Raw records:

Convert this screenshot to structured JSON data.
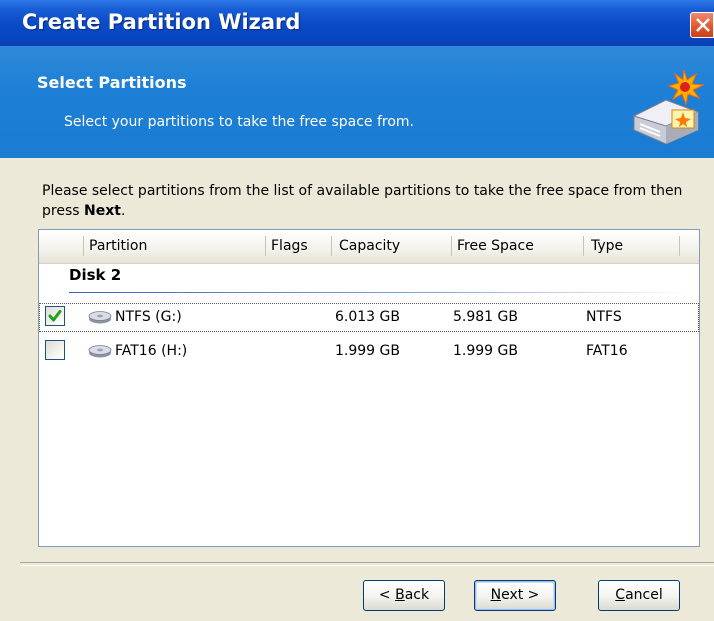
{
  "window": {
    "title": "Create Partition Wizard"
  },
  "header": {
    "title": "Select Partitions",
    "subtitle": "Select your partitions to take the free space from.",
    "icon": "wizard-disk-icon"
  },
  "instruction": {
    "text_before": "Please select partitions from the list of available partitions to take the free space from then press ",
    "bold_word": "Next",
    "text_after": "."
  },
  "list": {
    "columns": [
      "Partition",
      "Flags",
      "Capacity",
      "Free Space",
      "Type"
    ],
    "groups": [
      {
        "name": "Disk 2",
        "rows": [
          {
            "checked": true,
            "partition": "NTFS (G:)",
            "flags": "",
            "capacity": "6.013 GB",
            "free_space": "5.981 GB",
            "type": "NTFS",
            "icon": "partition-disk-icon"
          },
          {
            "checked": false,
            "partition": "FAT16 (H:)",
            "flags": "",
            "capacity": "1.999 GB",
            "free_space": "1.999 GB",
            "type": "FAT16",
            "icon": "partition-disk-icon"
          }
        ]
      }
    ]
  },
  "buttons": {
    "back_prefix": "< ",
    "back_mnemonic": "B",
    "back_rest": "ack",
    "next_mnemonic": "N",
    "next_rest": "ext >",
    "cancel_mnemonic": "C",
    "cancel_rest": "ancel"
  },
  "colors": {
    "title_bar": "#0a4bc8",
    "header_band": "#1d7fd6",
    "dialog_bg": "#ece9d8",
    "check_green": "#21a121",
    "close_red": "#e2542c"
  }
}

What needs to be done:
Repeat the records in full, exactly as they appear, without the pictures.

The completed task:
Convert this screenshot to structured JSON data.
{
  "window": {
    "title": "Create Partition Wizard"
  },
  "header": {
    "title": "Select Partitions",
    "subtitle": "Select your partitions to take the free space from.",
    "icon": "wizard-disk-icon"
  },
  "instruction": {
    "text_before": "Please select partitions from the list of available partitions to take the free space from then press ",
    "bold_word": "Next",
    "text_after": "."
  },
  "list": {
    "columns": [
      "Partition",
      "Flags",
      "Capacity",
      "Free Space",
      "Type"
    ],
    "groups": [
      {
        "name": "Disk 2",
        "rows": [
          {
            "checked": true,
            "partition": "NTFS (G:)",
            "flags": "",
            "capacity": "6.013 GB",
            "free_space": "5.981 GB",
            "type": "NTFS",
            "icon": "partition-disk-icon"
          },
          {
            "checked": false,
            "partition": "FAT16 (H:)",
            "flags": "",
            "capacity": "1.999 GB",
            "free_space": "1.999 GB",
            "type": "FAT16",
            "icon": "partition-disk-icon"
          }
        ]
      }
    ]
  },
  "buttons": {
    "back_prefix": "< ",
    "back_mnemonic": "B",
    "back_rest": "ack",
    "next_mnemonic": "N",
    "next_rest": "ext >",
    "cancel_mnemonic": "C",
    "cancel_rest": "ancel"
  },
  "colors": {
    "title_bar": "#0a4bc8",
    "header_band": "#1d7fd6",
    "dialog_bg": "#ece9d8",
    "check_green": "#21a121",
    "close_red": "#e2542c"
  }
}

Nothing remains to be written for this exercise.